# SET EXERCISE
Exclude any images and output the remaining records exactly.

# DATA SECTION
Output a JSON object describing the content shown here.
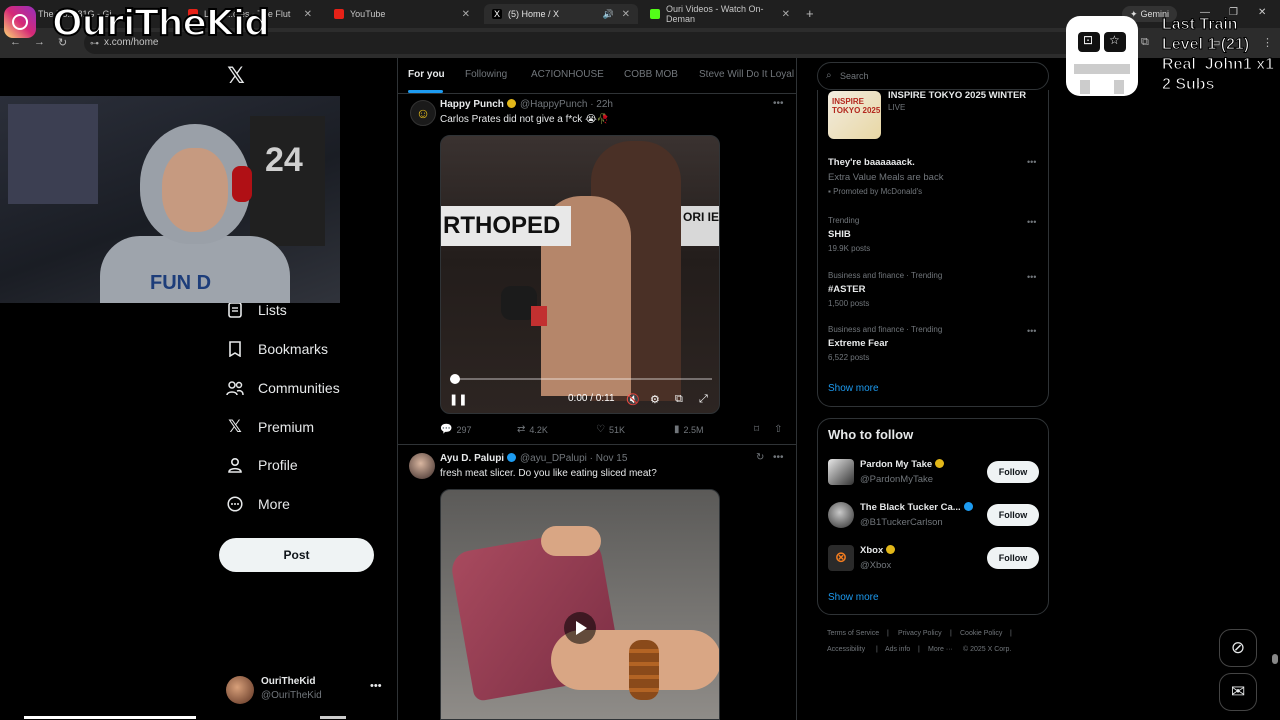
{
  "browser": {
    "tabs": [
      {
        "label": "The No...  81G - Gi...",
        "active": false
      },
      {
        "label": "LC... ...dies - The Flut",
        "active": false
      },
      {
        "label": "YouTube",
        "active": false
      },
      {
        "label": "(5) Home / X",
        "active": true
      },
      {
        "label": "Ouri Videos - Watch On-Deman",
        "active": false
      }
    ],
    "gemini_label": "Gemini",
    "url": "x.com/home"
  },
  "stream_overlay": {
    "streamer_name": "OuriTheKid",
    "webcam_jersey_number": "24",
    "hoodie_text": "FUN D",
    "game_lines": [
      "Last Train",
      "Level 1 (21)",
      "Real_John1 x1",
      "2 Subs"
    ]
  },
  "sidebar": {
    "items": [
      {
        "label": "Lists",
        "icon": "list-icon"
      },
      {
        "label": "Bookmarks",
        "icon": "bookmark-icon"
      },
      {
        "label": "Communities",
        "icon": "communities-icon"
      },
      {
        "label": "Premium",
        "icon": "x-logo-icon"
      },
      {
        "label": "Profile",
        "icon": "profile-icon"
      },
      {
        "label": "More",
        "icon": "more-circle-icon"
      }
    ],
    "post_label": "Post",
    "account": {
      "name": "OuriTheKid",
      "handle": "@OuriTheKid"
    }
  },
  "timeline": {
    "tabs": [
      "For you",
      "Following",
      "AC7IONHOUSE",
      "COBB MOB",
      "Steve Will Do It Loyal"
    ],
    "tweets": [
      {
        "name": "Happy Punch",
        "handle": "@HappyPunch",
        "time": "· 22h",
        "text": "Carlos Prates did not give a f*ck 😭🥀",
        "video": {
          "banner": "RTHOPED",
          "banner_right": "ORI IE",
          "time": "0:00 / 0:11",
          "progress": 0.02
        },
        "stats": {
          "replies": "297",
          "reposts": "4.2K",
          "likes": "51K",
          "views": "2.5M"
        }
      },
      {
        "name": "Ayu D. Palupi",
        "handle": "@ayu_DPalupi",
        "time": "· Nov 15",
        "text": "fresh meat slicer. Do you like eating sliced meat?"
      }
    ]
  },
  "right": {
    "search_placeholder": "Search",
    "event": {
      "title": "INSPIRE TOKYO 2025 WINTER",
      "sub": "LIVE",
      "thumb_text": "INSPIRE TOKYO 2025"
    },
    "promo": {
      "title": "They're baaaaaack.",
      "text": "Extra Value Meals are back",
      "promoted": "Promoted by McDonald's"
    },
    "trends": [
      {
        "context": "Trending",
        "title": "SHIB",
        "posts": "19.9K posts"
      },
      {
        "context": "Business and finance · Trending",
        "title": "#ASTER",
        "posts": "1,500 posts"
      },
      {
        "context": "Business and finance · Trending",
        "title": "Extreme Fear",
        "posts": "6,522 posts"
      }
    ],
    "show_more": "Show more",
    "who_to_follow": {
      "title": "Who to follow",
      "accounts": [
        {
          "name": "Pardon My Take",
          "handle": "@PardonMyTake",
          "badge": "gold"
        },
        {
          "name": "The Black Tucker Ca...",
          "handle": "@B1TuckerCarlson",
          "badge": "blue"
        },
        {
          "name": "Xbox",
          "handle": "@Xbox",
          "badge": "gold"
        }
      ],
      "follow_label": "Follow",
      "show_more": "Show more"
    },
    "footer": [
      "Terms of Service",
      "|",
      "Privacy Policy",
      "|",
      "Cookie Policy",
      "|",
      "Accessibility",
      "|",
      "Ads info",
      "|",
      "More ···",
      "© 2025 X Corp."
    ]
  }
}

# PROBLEM SOLUTION
Output a JSON object describing the content shown here.
{
  "browser": {
    "tabs": [
      {
        "label": "The No...  81G - Gi...",
        "active": false
      },
      {
        "label": "LC... ...dies - The Flut",
        "active": false
      },
      {
        "label": "YouTube",
        "active": false
      },
      {
        "label": "(5) Home / X",
        "active": true
      },
      {
        "label": "Ouri Videos - Watch On-Deman",
        "active": false
      }
    ],
    "gemini_label": "Gemini",
    "url": "x.com/home"
  },
  "stream_overlay": {
    "streamer_name": "OuriTheKid",
    "webcam_jersey_number": "24",
    "hoodie_text": "FUN D",
    "game_lines": [
      "Last Train",
      "Level 1 (21)",
      "Real_John1 x1",
      "2 Subs"
    ]
  },
  "sidebar": {
    "items": [
      {
        "label": "Lists",
        "icon": "list-icon"
      },
      {
        "label": "Bookmarks",
        "icon": "bookmark-icon"
      },
      {
        "label": "Communities",
        "icon": "communities-icon"
      },
      {
        "label": "Premium",
        "icon": "x-logo-icon"
      },
      {
        "label": "Profile",
        "icon": "profile-icon"
      },
      {
        "label": "More",
        "icon": "more-circle-icon"
      }
    ],
    "post_label": "Post",
    "account": {
      "name": "OuriTheKid",
      "handle": "@OuriTheKid"
    }
  },
  "timeline": {
    "tabs": [
      "For you",
      "Following",
      "AC7IONHOUSE",
      "COBB MOB",
      "Steve Will Do It Loyal"
    ],
    "tweets": [
      {
        "name": "Happy Punch",
        "handle": "@HappyPunch",
        "time": "· 22h",
        "text": "Carlos Prates did not give a f*ck 😭🥀",
        "video": {
          "banner": "RTHOPED",
          "banner_right": "ORI IE",
          "time": "0:00 / 0:11",
          "progress": 0.02
        },
        "stats": {
          "replies": "297",
          "reposts": "4.2K",
          "likes": "51K",
          "views": "2.5M"
        }
      },
      {
        "name": "Ayu D. Palupi",
        "handle": "@ayu_DPalupi",
        "time": "· Nov 15",
        "text": "fresh meat slicer. Do you like eating sliced meat?"
      }
    ]
  },
  "right": {
    "search_placeholder": "Search",
    "event": {
      "title": "INSPIRE TOKYO 2025 WINTER",
      "sub": "LIVE",
      "thumb_text": "INSPIRE TOKYO 2025"
    },
    "promo": {
      "title": "They're baaaaaack.",
      "text": "Extra Value Meals are back",
      "promoted": "Promoted by McDonald's"
    },
    "trends": [
      {
        "context": "Trending",
        "title": "SHIB",
        "posts": "19.9K posts"
      },
      {
        "context": "Business and finance · Trending",
        "title": "#ASTER",
        "posts": "1,500 posts"
      },
      {
        "context": "Business and finance · Trending",
        "title": "Extreme Fear",
        "posts": "6,522 posts"
      }
    ],
    "show_more": "Show more",
    "who_to_follow": {
      "title": "Who to follow",
      "accounts": [
        {
          "name": "Pardon My Take",
          "handle": "@PardonMyTake",
          "badge": "gold"
        },
        {
          "name": "The Black Tucker Ca...",
          "handle": "@B1TuckerCarlson",
          "badge": "blue"
        },
        {
          "name": "Xbox",
          "handle": "@Xbox",
          "badge": "gold"
        }
      ],
      "follow_label": "Follow",
      "show_more": "Show more"
    },
    "footer": [
      "Terms of Service",
      "|",
      "Privacy Policy",
      "|",
      "Cookie Policy",
      "|",
      "Accessibility",
      "|",
      "Ads info",
      "|",
      "More ···",
      "© 2025 X Corp."
    ]
  }
}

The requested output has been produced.